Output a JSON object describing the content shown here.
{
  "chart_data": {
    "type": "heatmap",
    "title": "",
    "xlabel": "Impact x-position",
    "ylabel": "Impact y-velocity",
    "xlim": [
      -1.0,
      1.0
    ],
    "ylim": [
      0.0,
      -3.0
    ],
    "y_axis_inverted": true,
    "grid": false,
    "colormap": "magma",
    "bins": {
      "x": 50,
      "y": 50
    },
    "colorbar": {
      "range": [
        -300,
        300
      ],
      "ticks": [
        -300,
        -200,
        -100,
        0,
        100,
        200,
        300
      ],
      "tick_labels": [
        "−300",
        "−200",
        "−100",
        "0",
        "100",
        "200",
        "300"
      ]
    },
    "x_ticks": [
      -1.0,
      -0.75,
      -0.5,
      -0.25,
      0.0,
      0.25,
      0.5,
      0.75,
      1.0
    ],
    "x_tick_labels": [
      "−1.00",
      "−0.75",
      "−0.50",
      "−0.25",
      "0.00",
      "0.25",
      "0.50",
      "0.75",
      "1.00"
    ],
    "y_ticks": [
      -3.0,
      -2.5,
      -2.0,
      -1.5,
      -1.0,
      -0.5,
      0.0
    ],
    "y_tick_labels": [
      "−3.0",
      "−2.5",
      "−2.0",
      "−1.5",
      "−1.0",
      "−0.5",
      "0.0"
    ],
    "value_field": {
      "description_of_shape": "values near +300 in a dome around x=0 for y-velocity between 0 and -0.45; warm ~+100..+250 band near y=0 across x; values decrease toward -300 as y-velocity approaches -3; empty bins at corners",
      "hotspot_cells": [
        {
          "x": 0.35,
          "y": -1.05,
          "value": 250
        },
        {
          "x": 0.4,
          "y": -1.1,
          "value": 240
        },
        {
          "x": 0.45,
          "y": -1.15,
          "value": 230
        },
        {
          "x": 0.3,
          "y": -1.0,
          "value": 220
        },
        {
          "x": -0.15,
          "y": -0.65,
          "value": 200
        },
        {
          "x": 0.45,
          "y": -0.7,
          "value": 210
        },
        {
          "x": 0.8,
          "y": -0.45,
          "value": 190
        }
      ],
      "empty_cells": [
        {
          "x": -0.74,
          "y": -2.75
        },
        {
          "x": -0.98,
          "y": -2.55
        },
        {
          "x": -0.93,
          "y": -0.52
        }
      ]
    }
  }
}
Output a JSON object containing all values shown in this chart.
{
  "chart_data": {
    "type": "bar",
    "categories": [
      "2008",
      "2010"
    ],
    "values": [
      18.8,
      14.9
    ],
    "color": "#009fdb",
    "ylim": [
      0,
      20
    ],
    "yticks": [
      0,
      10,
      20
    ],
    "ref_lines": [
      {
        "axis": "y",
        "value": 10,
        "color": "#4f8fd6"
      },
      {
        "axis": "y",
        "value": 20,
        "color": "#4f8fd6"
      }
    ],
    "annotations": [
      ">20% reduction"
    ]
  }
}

* [Aim] Output every entry shown above, exactly.

* [Result]
Output a JSON object describing the content shown here.
{
  "chart_data": {
    "type": "heatmap",
    "title": "",
    "xlabel": "Impact x-position",
    "ylabel": "Impact y-velocity",
    "xlim": [
      -1.0,
      1.0
    ],
    "ylim": [
      0.0,
      -3.0
    ],
    "y_axis_inverted": true,
    "grid": false,
    "colormap": "magma",
    "bins": {
      "x": 50,
      "y": 50
    },
    "colorbar": {
      "range": [
        -300,
        300
      ],
      "ticks": [
        -300,
        -200,
        -100,
        0,
        100,
        200,
        300
      ],
      "tick_labels": [
        "−300",
        "−200",
        "−100",
        "0",
        "100",
        "200",
        "300"
      ]
    },
    "x_ticks": [
      -1.0,
      -0.75,
      -0.5,
      -0.25,
      0.0,
      0.25,
      0.5,
      0.75,
      1.0
    ],
    "x_tick_labels": [
      "−1.00",
      "−0.75",
      "−0.50",
      "−0.25",
      "0.00",
      "0.25",
      "0.50",
      "0.75",
      "1.00"
    ],
    "y_ticks": [
      -3.0,
      -2.5,
      -2.0,
      -1.5,
      -1.0,
      -0.5,
      0.0
    ],
    "y_tick_labels": [
      "−3.0",
      "−2.5",
      "−2.0",
      "−1.5",
      "−1.0",
      "−0.5",
      "0.0"
    ],
    "value_field": {
      "description_of_shape": "values near +300 in a dome around x=0 for y-velocity between 0 and -0.45; warm ~+100..+250 band near y=0 across x; values decrease toward -300 as y-velocity approaches -3; empty bins at corners",
      "hotspot_cells": [
        {
          "x": 0.35,
          "y": -1.05,
          "value": 250
        },
        {
          "x": 0.4,
          "y": -1.1,
          "value": 240
        },
        {
          "x": 0.45,
          "y": -1.15,
          "value": 230
        },
        {
          "x": 0.3,
          "y": -1.0,
          "value": 220
        },
        {
          "x": -0.15,
          "y": -0.65,
          "value": 200
        },
        {
          "x": 0.45,
          "y": -0.7,
          "value": 210
        },
        {
          "x": 0.8,
          "y": -0.45,
          "value": 190
        }
      ],
      "empty_cells": [
        {
          "x": -0.74,
          "y": -2.75
        },
        {
          "x": -0.98,
          "y": -2.55
        },
        {
          "x": -0.93,
          "y": -0.52
        }
      ]
    }
  }
}
Output a JSON object containing all values shown in this chart.
{
  "chart_data": {
    "type": "bar",
    "categories": [
      "2008",
      "2010"
    ],
    "values": [
      18.8,
      14.9
    ],
    "color": "#009fdb",
    "ylim": [
      0,
      20
    ],
    "yticks": [
      0,
      10,
      20
    ],
    "ref_lines": [
      {
        "axis": "y",
        "value": 10,
        "color": "#4f8fd6"
      },
      {
        "axis": "y",
        "value": 20,
        "color": "#4f8fd6"
      }
    ],
    "annotations": [
      ">20% reduction"
    ]
  }
}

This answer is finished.